PROMPT: How many lines in this material include the string "stressor"? Answer with the number and nothing further.

INFORMATION PROVIDED:
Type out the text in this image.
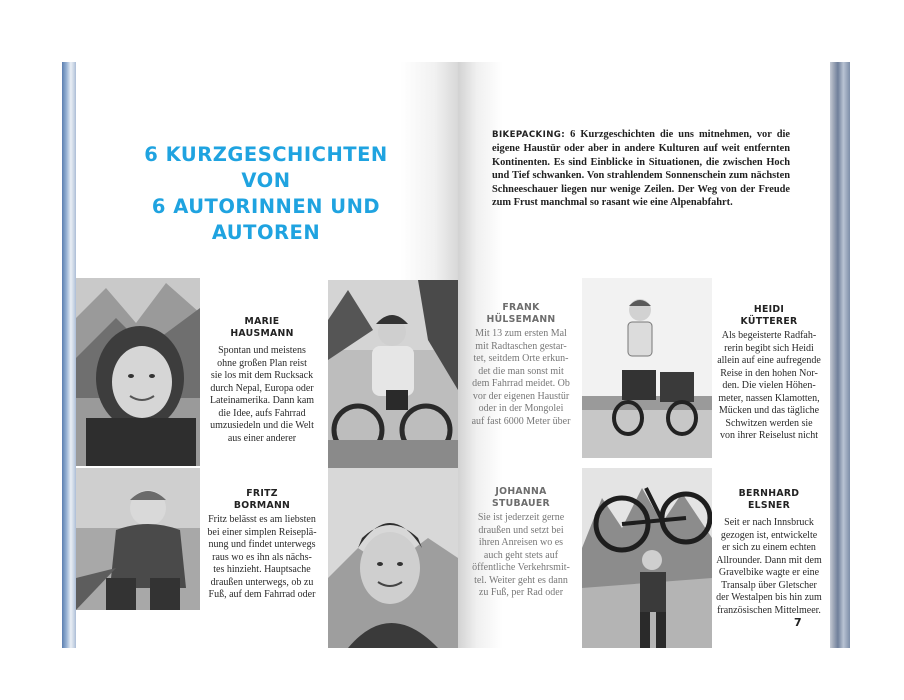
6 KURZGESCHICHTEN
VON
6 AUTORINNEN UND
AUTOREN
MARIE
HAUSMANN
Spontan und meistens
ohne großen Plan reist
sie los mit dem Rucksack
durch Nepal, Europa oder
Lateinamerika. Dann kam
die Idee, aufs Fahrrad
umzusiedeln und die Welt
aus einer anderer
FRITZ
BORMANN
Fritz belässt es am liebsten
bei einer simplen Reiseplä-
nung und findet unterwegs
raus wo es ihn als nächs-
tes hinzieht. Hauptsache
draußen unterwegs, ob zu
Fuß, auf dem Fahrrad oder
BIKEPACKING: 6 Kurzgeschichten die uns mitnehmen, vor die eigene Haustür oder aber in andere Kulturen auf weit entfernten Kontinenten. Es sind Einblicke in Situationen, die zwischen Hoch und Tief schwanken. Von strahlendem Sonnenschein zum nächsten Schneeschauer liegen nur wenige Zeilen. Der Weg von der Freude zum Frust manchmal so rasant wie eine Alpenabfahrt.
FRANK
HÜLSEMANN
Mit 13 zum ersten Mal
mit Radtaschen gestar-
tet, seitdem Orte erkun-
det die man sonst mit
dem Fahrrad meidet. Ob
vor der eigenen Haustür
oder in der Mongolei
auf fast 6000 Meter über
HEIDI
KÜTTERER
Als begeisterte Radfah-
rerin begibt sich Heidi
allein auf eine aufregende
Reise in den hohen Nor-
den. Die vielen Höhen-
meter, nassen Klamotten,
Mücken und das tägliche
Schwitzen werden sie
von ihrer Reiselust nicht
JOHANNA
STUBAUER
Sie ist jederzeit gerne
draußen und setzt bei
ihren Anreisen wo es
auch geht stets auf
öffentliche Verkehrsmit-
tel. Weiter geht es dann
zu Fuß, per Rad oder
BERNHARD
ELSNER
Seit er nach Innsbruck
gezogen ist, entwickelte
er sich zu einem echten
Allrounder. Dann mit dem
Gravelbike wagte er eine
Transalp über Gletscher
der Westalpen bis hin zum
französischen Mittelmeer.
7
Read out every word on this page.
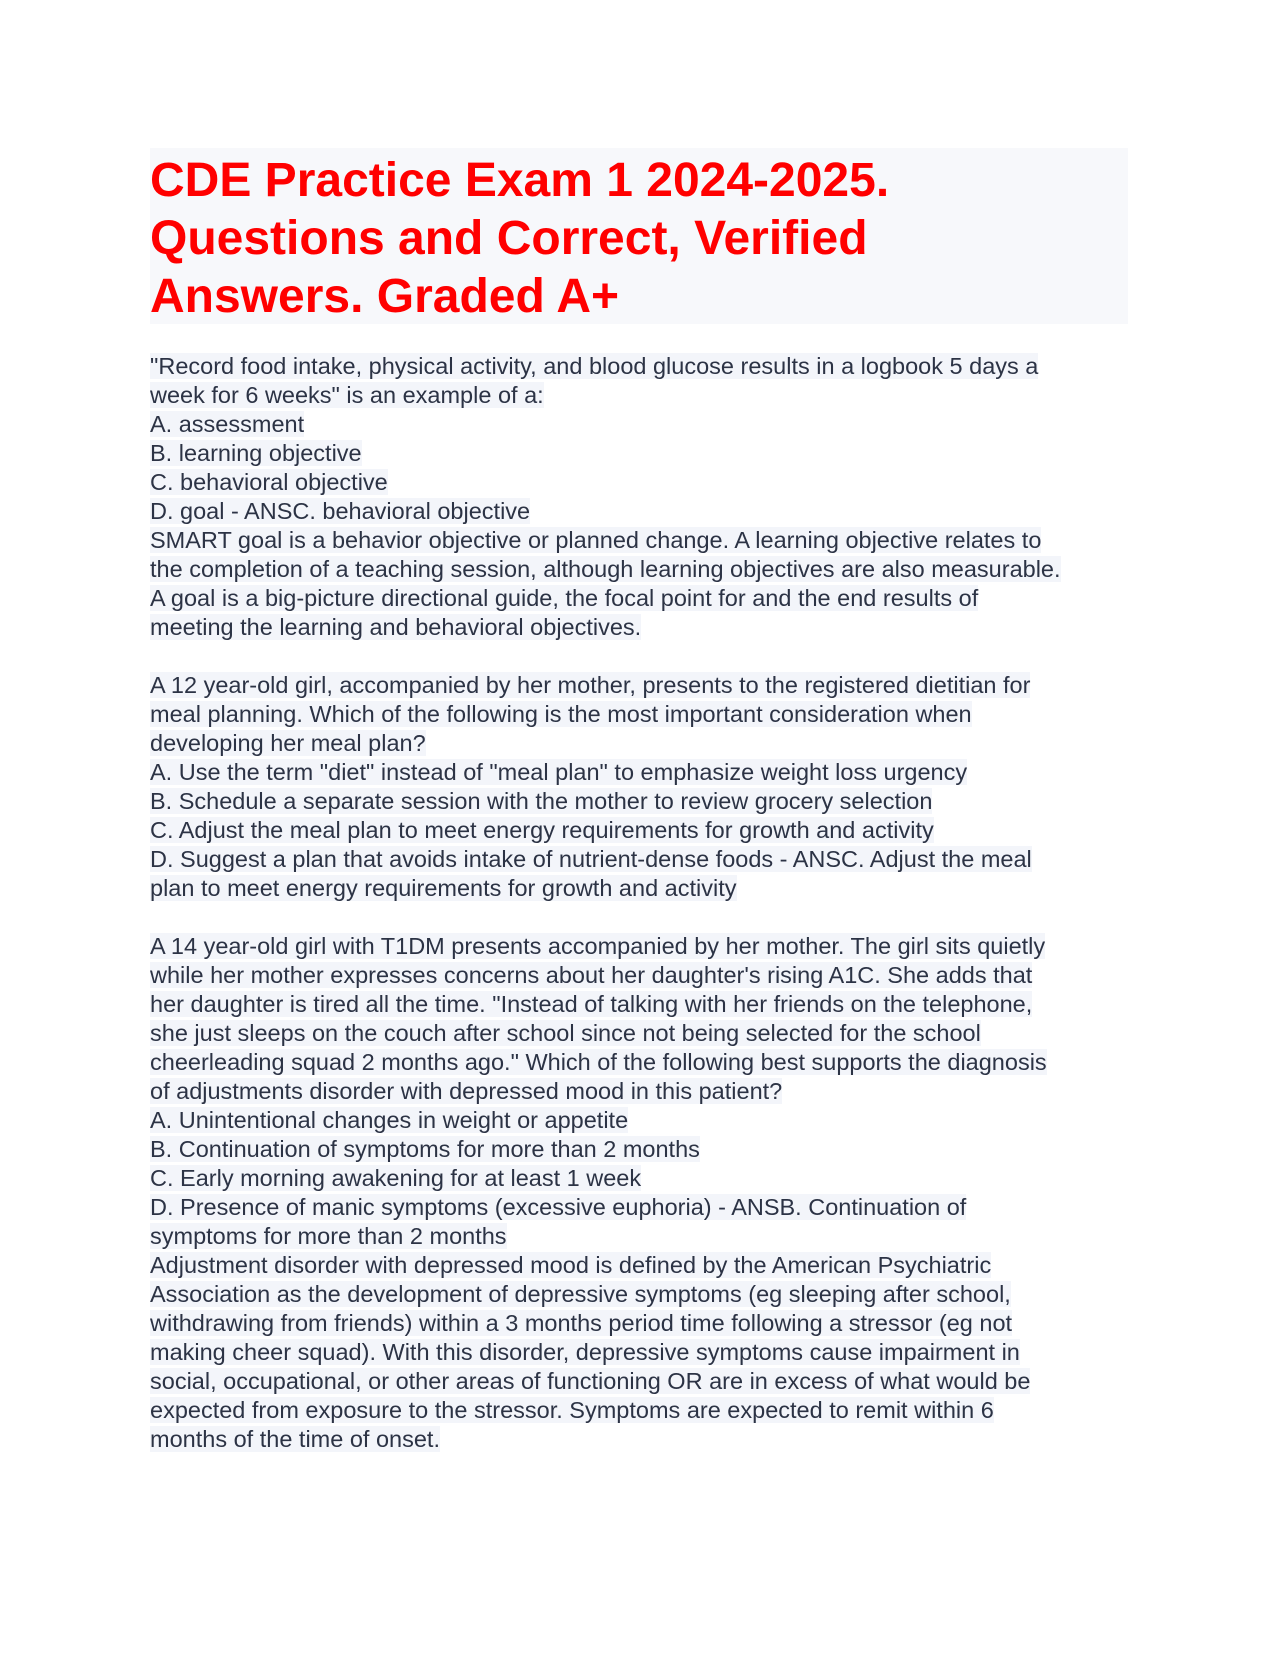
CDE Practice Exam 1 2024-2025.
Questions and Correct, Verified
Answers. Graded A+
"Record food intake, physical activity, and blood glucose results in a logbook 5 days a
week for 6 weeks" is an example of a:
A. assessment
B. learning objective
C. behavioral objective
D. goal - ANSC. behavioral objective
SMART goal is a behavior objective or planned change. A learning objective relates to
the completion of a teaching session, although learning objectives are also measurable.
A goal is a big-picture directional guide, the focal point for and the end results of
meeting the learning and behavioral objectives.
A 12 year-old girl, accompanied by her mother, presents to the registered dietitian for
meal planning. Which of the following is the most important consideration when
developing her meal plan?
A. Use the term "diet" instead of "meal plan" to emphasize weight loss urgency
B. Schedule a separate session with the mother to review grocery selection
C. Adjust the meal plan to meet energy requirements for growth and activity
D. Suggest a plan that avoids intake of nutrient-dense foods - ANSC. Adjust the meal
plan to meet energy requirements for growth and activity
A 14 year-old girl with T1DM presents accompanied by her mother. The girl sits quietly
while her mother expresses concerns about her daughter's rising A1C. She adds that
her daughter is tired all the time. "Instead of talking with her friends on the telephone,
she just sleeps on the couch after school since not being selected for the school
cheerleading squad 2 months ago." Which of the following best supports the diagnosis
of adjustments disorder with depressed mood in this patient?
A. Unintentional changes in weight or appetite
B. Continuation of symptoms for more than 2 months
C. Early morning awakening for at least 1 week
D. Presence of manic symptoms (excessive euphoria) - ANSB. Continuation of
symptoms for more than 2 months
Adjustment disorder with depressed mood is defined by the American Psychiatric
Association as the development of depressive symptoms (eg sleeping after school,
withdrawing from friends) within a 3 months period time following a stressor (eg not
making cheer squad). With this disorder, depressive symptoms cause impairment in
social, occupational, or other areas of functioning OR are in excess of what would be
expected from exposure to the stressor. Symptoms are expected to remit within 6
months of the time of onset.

...

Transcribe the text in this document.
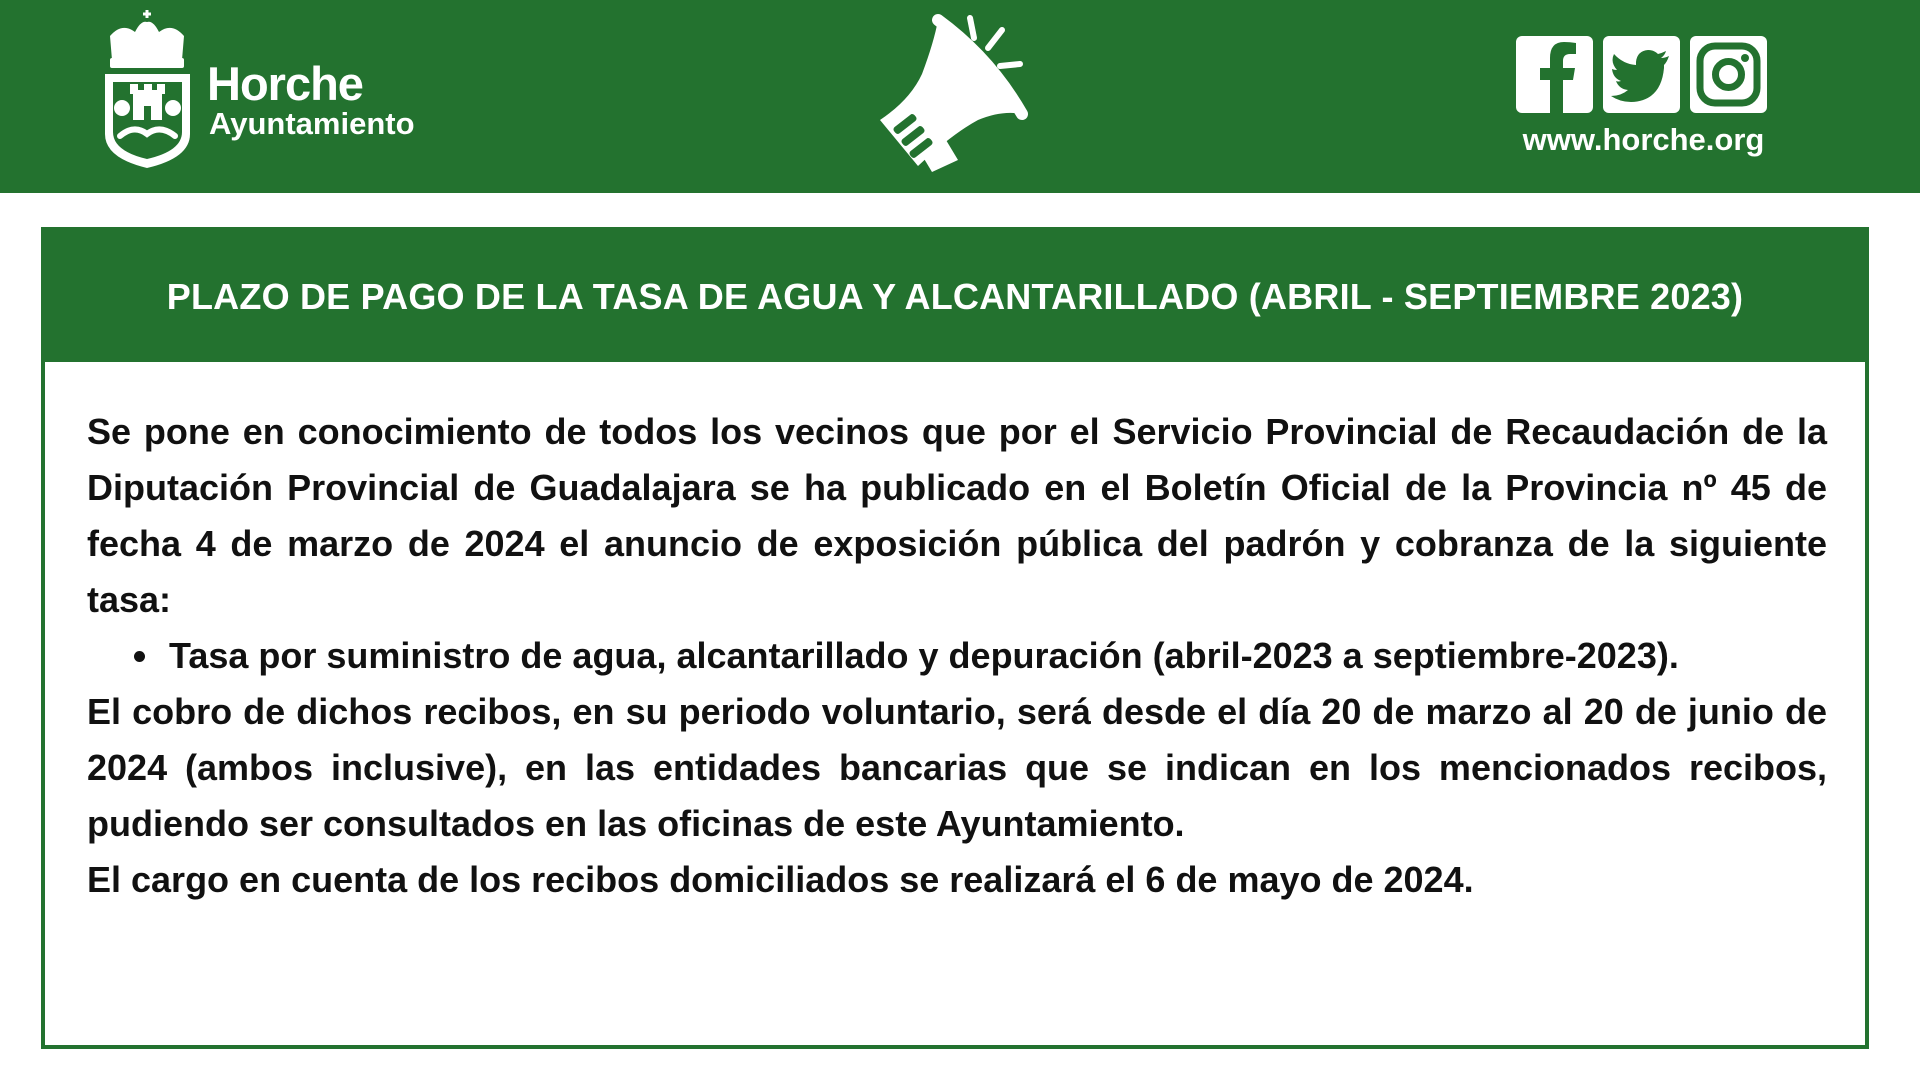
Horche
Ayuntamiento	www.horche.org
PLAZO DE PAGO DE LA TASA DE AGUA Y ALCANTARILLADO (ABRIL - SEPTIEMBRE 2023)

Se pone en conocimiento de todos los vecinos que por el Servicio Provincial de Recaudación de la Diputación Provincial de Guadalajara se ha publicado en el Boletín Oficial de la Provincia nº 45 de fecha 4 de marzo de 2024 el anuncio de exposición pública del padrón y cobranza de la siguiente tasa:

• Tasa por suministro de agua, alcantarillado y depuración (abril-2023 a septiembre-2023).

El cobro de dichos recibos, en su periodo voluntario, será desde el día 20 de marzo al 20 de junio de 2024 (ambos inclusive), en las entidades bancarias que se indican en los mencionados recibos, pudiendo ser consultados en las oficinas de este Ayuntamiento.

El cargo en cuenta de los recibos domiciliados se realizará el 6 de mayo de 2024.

ANSWER IN FULL: 2